GIVEN TASK ▸
Every entry below should be transcribed exactly; pictures stay out of the copy.

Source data
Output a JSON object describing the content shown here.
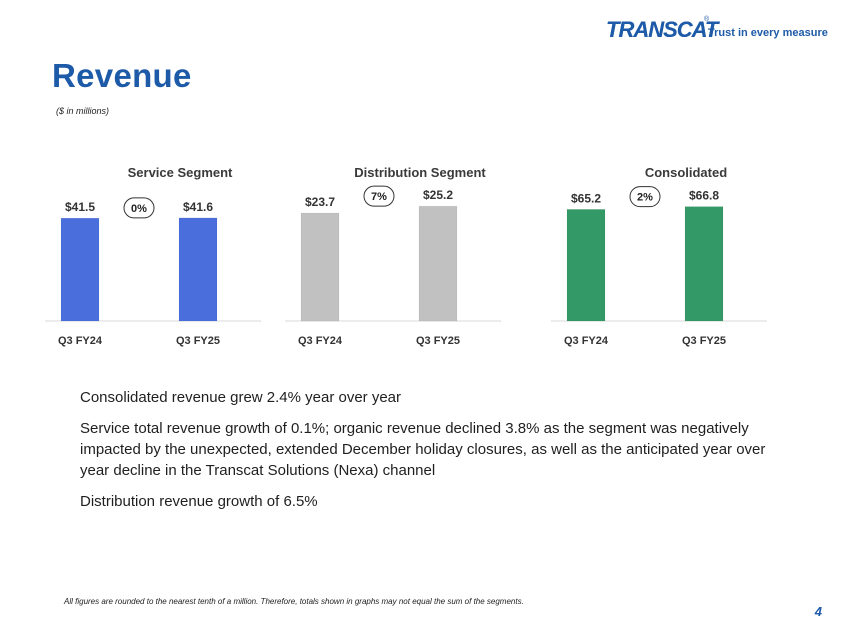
{
  "logo": {
    "word": "TRANSCAT",
    "tagline": "Trust in every measure"
  },
  "title": "Revenue",
  "units_note": "($ in millions)",
  "chart_data": [
    {
      "type": "bar",
      "title": "Service Segment",
      "categories": [
        "Q3 FY24",
        "Q3 FY25"
      ],
      "values": [
        41.5,
        41.6
      ],
      "data_labels": [
        "$41.5",
        "$41.6"
      ],
      "growth_badge": "0%",
      "color": "#4a6fdd",
      "ylim": [
        0,
        45.6
      ]
    },
    {
      "type": "bar",
      "title": "Distribution Segment",
      "categories": [
        "Q3 FY24",
        "Q3 FY25"
      ],
      "values": [
        23.7,
        25.2
      ],
      "data_labels": [
        "$23.7",
        "$25.2"
      ],
      "growth_badge": "7%",
      "color": "#c1c1c1",
      "ylim": [
        0,
        24.8
      ]
    },
    {
      "type": "bar",
      "title": "Consolidated",
      "categories": [
        "Q3 FY24",
        "Q3 FY25"
      ],
      "values": [
        65.2,
        66.8
      ],
      "data_labels": [
        "$65.2",
        "$66.8"
      ],
      "growth_badge": "2%",
      "color": "#339966",
      "ylim": [
        0,
        66
      ]
    }
  ],
  "bullets": [
    "Consolidated revenue grew 2.4% year over year",
    "Service total revenue growth of 0.1%; organic revenue declined 3.8% as the segment was negatively impacted by the unexpected, extended December holiday closures, as well as the anticipated year over year decline in the Transcat Solutions (Nexa) channel",
    "Distribution revenue growth of 6.5%"
  ],
  "footnote": "All figures are rounded to the nearest tenth of a million. Therefore, totals shown in graphs may not equal the sum of the segments.",
  "page_number": "4"
}
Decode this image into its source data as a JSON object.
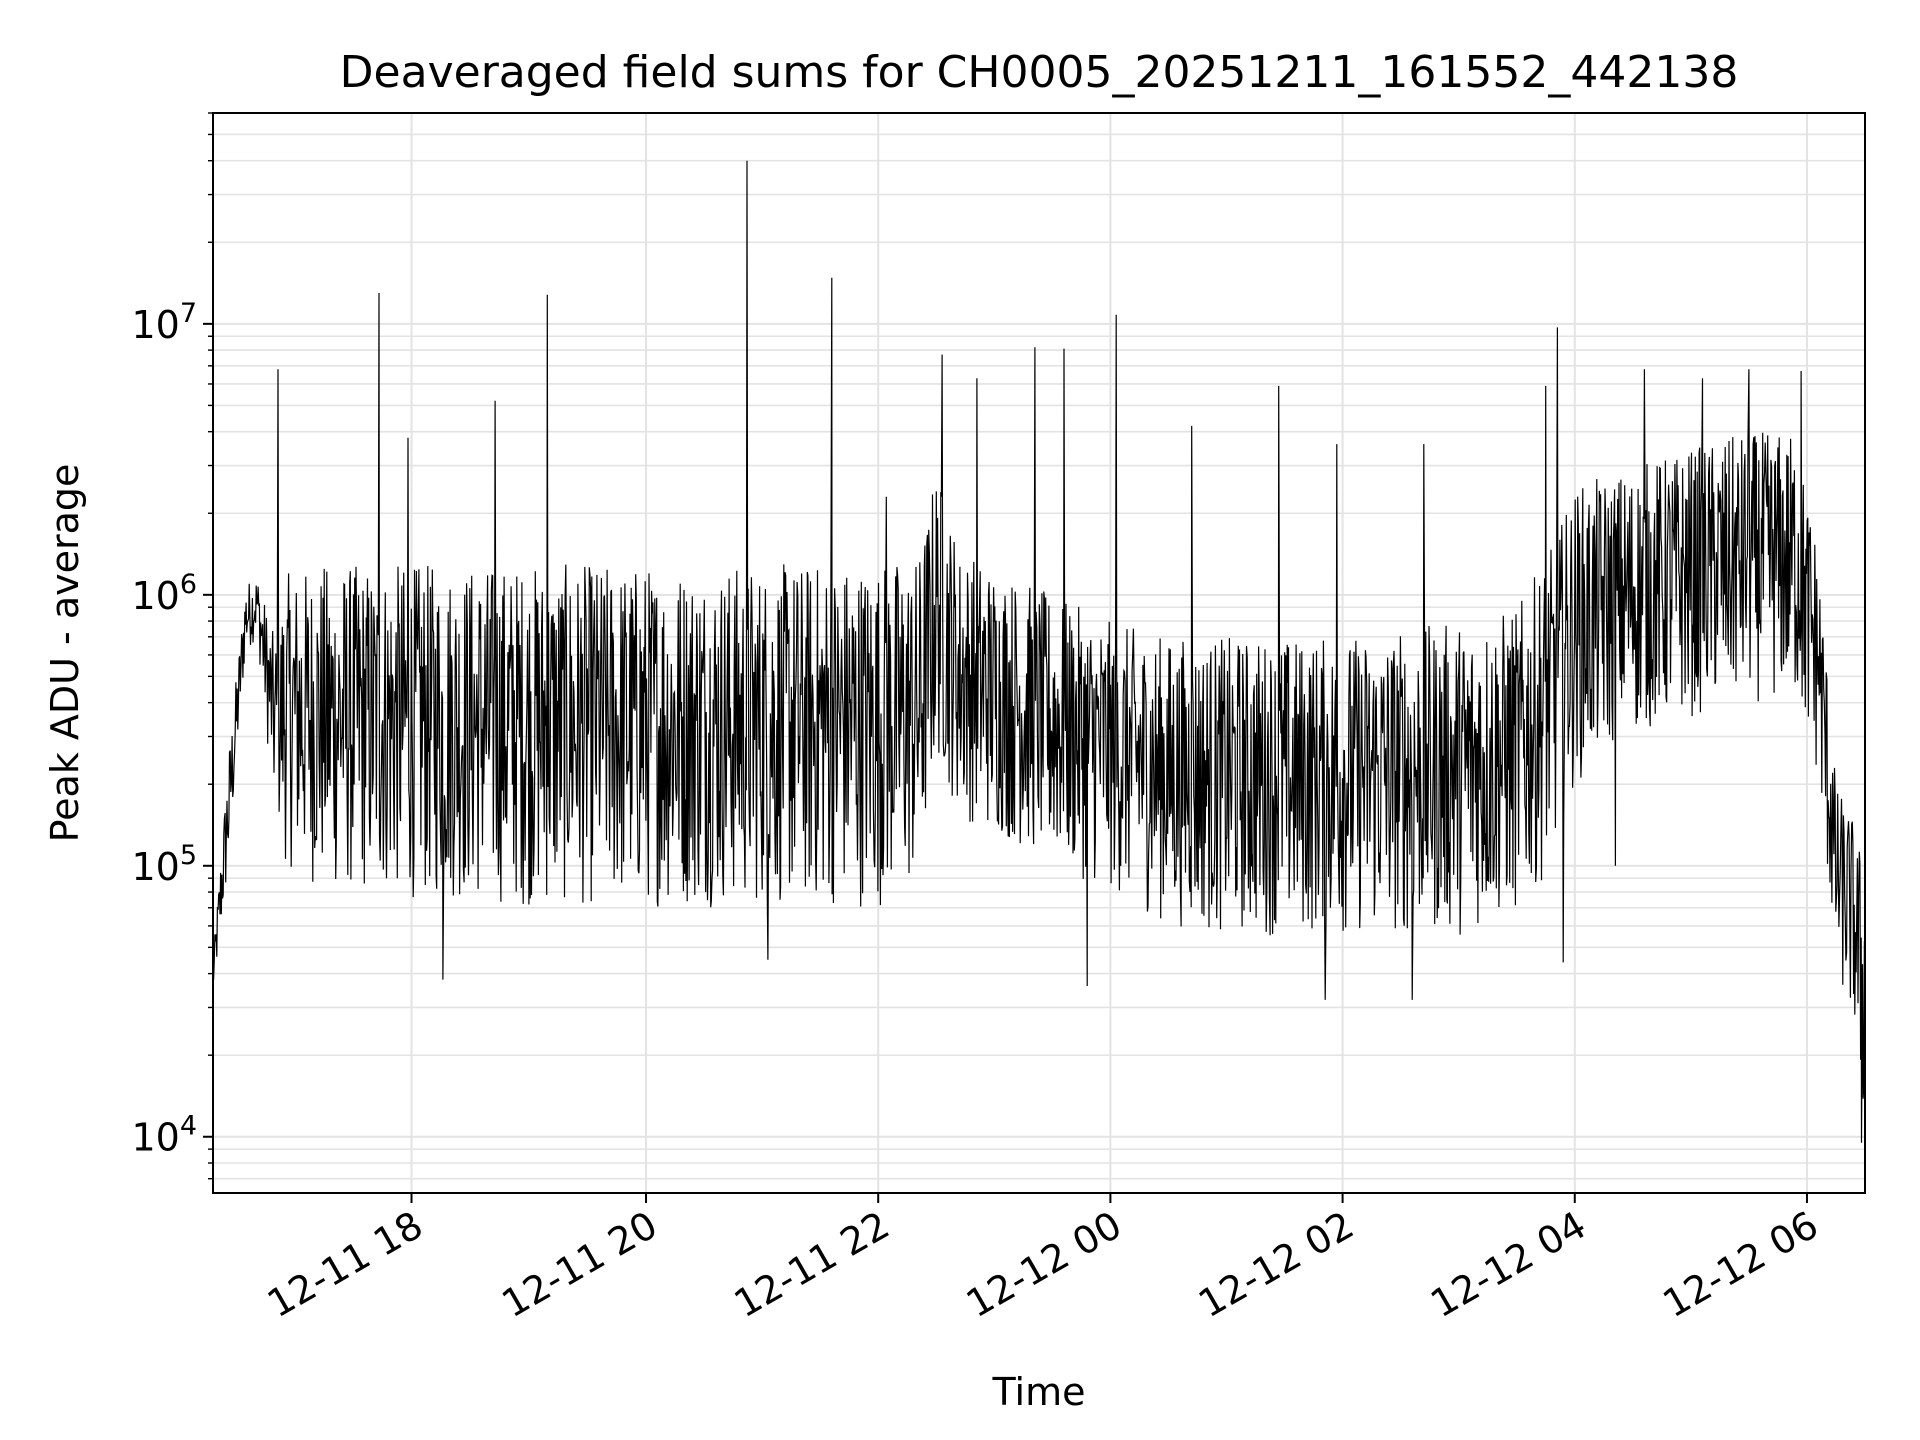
{
  "chart_data": {
    "type": "line",
    "title": "Deaveraged field sums for CH0005_20251211_161552_442138",
    "xlabel": "Time",
    "ylabel": "Peak ADU - average",
    "yscale": "log",
    "ylim": [
      6200,
      60000000
    ],
    "xlim_hours": [
      16.27,
      30.5
    ],
    "grid": true,
    "grid_which": "both",
    "line_color": "#000000",
    "x_ticks": [
      {
        "hour": 17.98,
        "label": "12-11 18"
      },
      {
        "hour": 20.0,
        "label": "12-11 20"
      },
      {
        "hour": 22.0,
        "label": "12-11 22"
      },
      {
        "hour": 24.0,
        "label": "12-12 00"
      },
      {
        "hour": 26.0,
        "label": "12-12 02"
      },
      {
        "hour": 28.0,
        "label": "12-12 04"
      },
      {
        "hour": 30.0,
        "label": "12-12 06"
      }
    ],
    "y_ticks": [
      {
        "value": 10000,
        "base": "10",
        "exp": "4"
      },
      {
        "value": 100000,
        "base": "10",
        "exp": "5"
      },
      {
        "value": 1000000,
        "base": "10",
        "exp": "6"
      },
      {
        "value": 10000000,
        "base": "10",
        "exp": "7"
      }
    ],
    "series": [
      {
        "name": "Deaveraged field sum",
        "envelope": {
          "hours": [
            16.27,
            16.4,
            16.55,
            16.65,
            16.8,
            16.9,
            17.2,
            18.0,
            19.0,
            20.0,
            21.0,
            22.0,
            22.35,
            22.5,
            22.7,
            23.5,
            24.0,
            24.5,
            25.0,
            26.0,
            27.0,
            27.5,
            27.8,
            28.0,
            28.5,
            29.0,
            29.5,
            29.9,
            30.1,
            30.25,
            30.4,
            30.5
          ],
          "low": [
            32000,
            90000,
            600000,
            700000,
            150000,
            100000,
            80000,
            75000,
            70000,
            70000,
            70000,
            70000,
            80000,
            250000,
            150000,
            100000,
            80000,
            60000,
            55000,
            55000,
            55000,
            65000,
            100000,
            200000,
            300000,
            350000,
            400000,
            400000,
            200000,
            40000,
            25000,
            9500
          ],
          "high": [
            45000,
            250000,
            1100000,
            1200000,
            700000,
            1200000,
            1300000,
            1300000,
            1300000,
            1300000,
            1300000,
            1350000,
            1400000,
            3000000,
            1500000,
            1000000,
            800000,
            700000,
            700000,
            700000,
            800000,
            900000,
            1500000,
            2500000,
            3000000,
            3500000,
            4000000,
            4000000,
            1500000,
            200000,
            150000,
            100000
          ]
        },
        "spikes": [
          {
            "hour": 16.83,
            "value": 6800000
          },
          {
            "hour": 17.7,
            "value": 13000000
          },
          {
            "hour": 17.95,
            "value": 3800000
          },
          {
            "hour": 18.7,
            "value": 5200000
          },
          {
            "hour": 19.15,
            "value": 12800000
          },
          {
            "hour": 20.87,
            "value": 40000000
          },
          {
            "hour": 21.6,
            "value": 14800000
          },
          {
            "hour": 22.07,
            "value": 2300000
          },
          {
            "hour": 22.55,
            "value": 7700000
          },
          {
            "hour": 22.85,
            "value": 6300000
          },
          {
            "hour": 23.35,
            "value": 8200000
          },
          {
            "hour": 23.6,
            "value": 8100000
          },
          {
            "hour": 24.05,
            "value": 10800000
          },
          {
            "hour": 24.7,
            "value": 4200000
          },
          {
            "hour": 25.45,
            "value": 5900000
          },
          {
            "hour": 25.95,
            "value": 3600000
          },
          {
            "hour": 26.7,
            "value": 3600000
          },
          {
            "hour": 27.75,
            "value": 5900000
          },
          {
            "hour": 27.85,
            "value": 9700000
          },
          {
            "hour": 28.6,
            "value": 6800000
          },
          {
            "hour": 29.1,
            "value": 6300000
          },
          {
            "hour": 29.5,
            "value": 6800000
          },
          {
            "hour": 29.95,
            "value": 6700000
          }
        ],
        "dips": [
          {
            "hour": 18.25,
            "value": 38000
          },
          {
            "hour": 21.05,
            "value": 45000
          },
          {
            "hour": 23.8,
            "value": 36000
          },
          {
            "hour": 25.85,
            "value": 32000
          },
          {
            "hour": 26.6,
            "value": 32000
          },
          {
            "hour": 27.9,
            "value": 44000
          },
          {
            "hour": 28.35,
            "value": 100000
          },
          {
            "hour": 30.47,
            "value": 9500
          }
        ]
      }
    ]
  }
}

THE RESULT ▸
Output a JSON object describing the content shown here.
{
  "logo": {
    "word": "TRANSCAT",
    "tagline": "Trust in every measure"
  },
  "title": "Revenue",
  "units_note": "($ in millions)",
  "chart_data": [
    {
      "type": "bar",
      "title": "Service Segment",
      "categories": [
        "Q3 FY24",
        "Q3 FY25"
      ],
      "values": [
        41.5,
        41.6
      ],
      "data_labels": [
        "$41.5",
        "$41.6"
      ],
      "growth_badge": "0%",
      "color": "#4a6fdd",
      "ylim": [
        0,
        45.6
      ]
    },
    {
      "type": "bar",
      "title": "Distribution Segment",
      "categories": [
        "Q3 FY24",
        "Q3 FY25"
      ],
      "values": [
        23.7,
        25.2
      ],
      "data_labels": [
        "$23.7",
        "$25.2"
      ],
      "growth_badge": "7%",
      "color": "#c1c1c1",
      "ylim": [
        0,
        24.8
      ]
    },
    {
      "type": "bar",
      "title": "Consolidated",
      "categories": [
        "Q3 FY24",
        "Q3 FY25"
      ],
      "values": [
        65.2,
        66.8
      ],
      "data_labels": [
        "$65.2",
        "$66.8"
      ],
      "growth_badge": "2%",
      "color": "#339966",
      "ylim": [
        0,
        66
      ]
    }
  ],
  "bullets": [
    "Consolidated revenue grew 2.4% year over year",
    "Service total revenue growth of 0.1%; organic revenue declined 3.8% as the segment was negatively impacted by the unexpected, extended December holiday closures, as well as the anticipated year over year decline in the Transcat Solutions (Nexa) channel",
    "Distribution revenue growth of 6.5%"
  ],
  "footnote": "All figures are rounded to the nearest tenth of a million. Therefore, totals shown in graphs may not equal the sum of the segments.",
  "page_number": "4"
}
Decode this image into its source data as a JSON object.
{
  "chart_data": {
    "type": "line",
    "title": "Deaveraged field sums for CH0005_20251211_161552_442138",
    "xlabel": "Time",
    "ylabel": "Peak ADU - average",
    "yscale": "log",
    "ylim": [
      6200,
      60000000
    ],
    "xlim_hours": [
      16.27,
      30.5
    ],
    "grid": true,
    "grid_which": "both",
    "line_color": "#000000",
    "x_ticks": [
      {
        "hour": 17.98,
        "label": "12-11 18"
      },
      {
        "hour": 20.0,
        "label": "12-11 20"
      },
      {
        "hour": 22.0,
        "label": "12-11 22"
      },
      {
        "hour": 24.0,
        "label": "12-12 00"
      },
      {
        "hour": 26.0,
        "label": "12-12 02"
      },
      {
        "hour": 28.0,
        "label": "12-12 04"
      },
      {
        "hour": 30.0,
        "label": "12-12 06"
      }
    ],
    "y_ticks": [
      {
        "value": 10000,
        "base": "10",
        "exp": "4"
      },
      {
        "value": 100000,
        "base": "10",
        "exp": "5"
      },
      {
        "value": 1000000,
        "base": "10",
        "exp": "6"
      },
      {
        "value": 10000000,
        "base": "10",
        "exp": "7"
      }
    ],
    "series": [
      {
        "name": "Deaveraged field sum",
        "envelope": {
          "hours": [
            16.27,
            16.4,
            16.55,
            16.65,
            16.8,
            16.9,
            17.2,
            18.0,
            19.0,
            20.0,
            21.0,
            22.0,
            22.35,
            22.5,
            22.7,
            23.5,
            24.0,
            24.5,
            25.0,
            26.0,
            27.0,
            27.5,
            27.8,
            28.0,
            28.5,
            29.0,
            29.5,
            29.9,
            30.1,
            30.25,
            30.4,
            30.5
          ],
          "low": [
            32000,
            90000,
            600000,
            700000,
            150000,
            100000,
            80000,
            75000,
            70000,
            70000,
            70000,
            70000,
            80000,
            250000,
            150000,
            100000,
            80000,
            60000,
            55000,
            55000,
            55000,
            65000,
            100000,
            200000,
            300000,
            350000,
            400000,
            400000,
            200000,
            40000,
            25000,
            9500
          ],
          "high": [
            45000,
            250000,
            1100000,
            1200000,
            700000,
            1200000,
            1300000,
            1300000,
            1300000,
            1300000,
            1300000,
            1350000,
            1400000,
            3000000,
            1500000,
            1000000,
            800000,
            700000,
            700000,
            700000,
            800000,
            900000,
            1500000,
            2500000,
            3000000,
            3500000,
            4000000,
            4000000,
            1500000,
            200000,
            150000,
            100000
          ]
        },
        "spikes": [
          {
            "hour": 16.83,
            "value": 6800000
          },
          {
            "hour": 17.7,
            "value": 13000000
          },
          {
            "hour": 17.95,
            "value": 3800000
          },
          {
            "hour": 18.7,
            "value": 5200000
          },
          {
            "hour": 19.15,
            "value": 12800000
          },
          {
            "hour": 20.87,
            "value": 40000000
          },
          {
            "hour": 21.6,
            "value": 14800000
          },
          {
            "hour": 22.07,
            "value": 2300000
          },
          {
            "hour": 22.55,
            "value": 7700000
          },
          {
            "hour": 22.85,
            "value": 6300000
          },
          {
            "hour": 23.35,
            "value": 8200000
          },
          {
            "hour": 23.6,
            "value": 8100000
          },
          {
            "hour": 24.05,
            "value": 10800000
          },
          {
            "hour": 24.7,
            "value": 4200000
          },
          {
            "hour": 25.45,
            "value": 5900000
          },
          {
            "hour": 25.95,
            "value": 3600000
          },
          {
            "hour": 26.7,
            "value": 3600000
          },
          {
            "hour": 27.75,
            "value": 5900000
          },
          {
            "hour": 27.85,
            "value": 9700000
          },
          {
            "hour": 28.6,
            "value": 6800000
          },
          {
            "hour": 29.1,
            "value": 6300000
          },
          {
            "hour": 29.5,
            "value": 6800000
          },
          {
            "hour": 29.95,
            "value": 6700000
          }
        ],
        "dips": [
          {
            "hour": 18.25,
            "value": 38000
          },
          {
            "hour": 21.05,
            "value": 45000
          },
          {
            "hour": 23.8,
            "value": 36000
          },
          {
            "hour": 25.85,
            "value": 32000
          },
          {
            "hour": 26.6,
            "value": 32000
          },
          {
            "hour": 27.9,
            "value": 44000
          },
          {
            "hour": 28.35,
            "value": 100000
          },
          {
            "hour": 30.47,
            "value": 9500
          }
        ]
      }
    ]
  }
}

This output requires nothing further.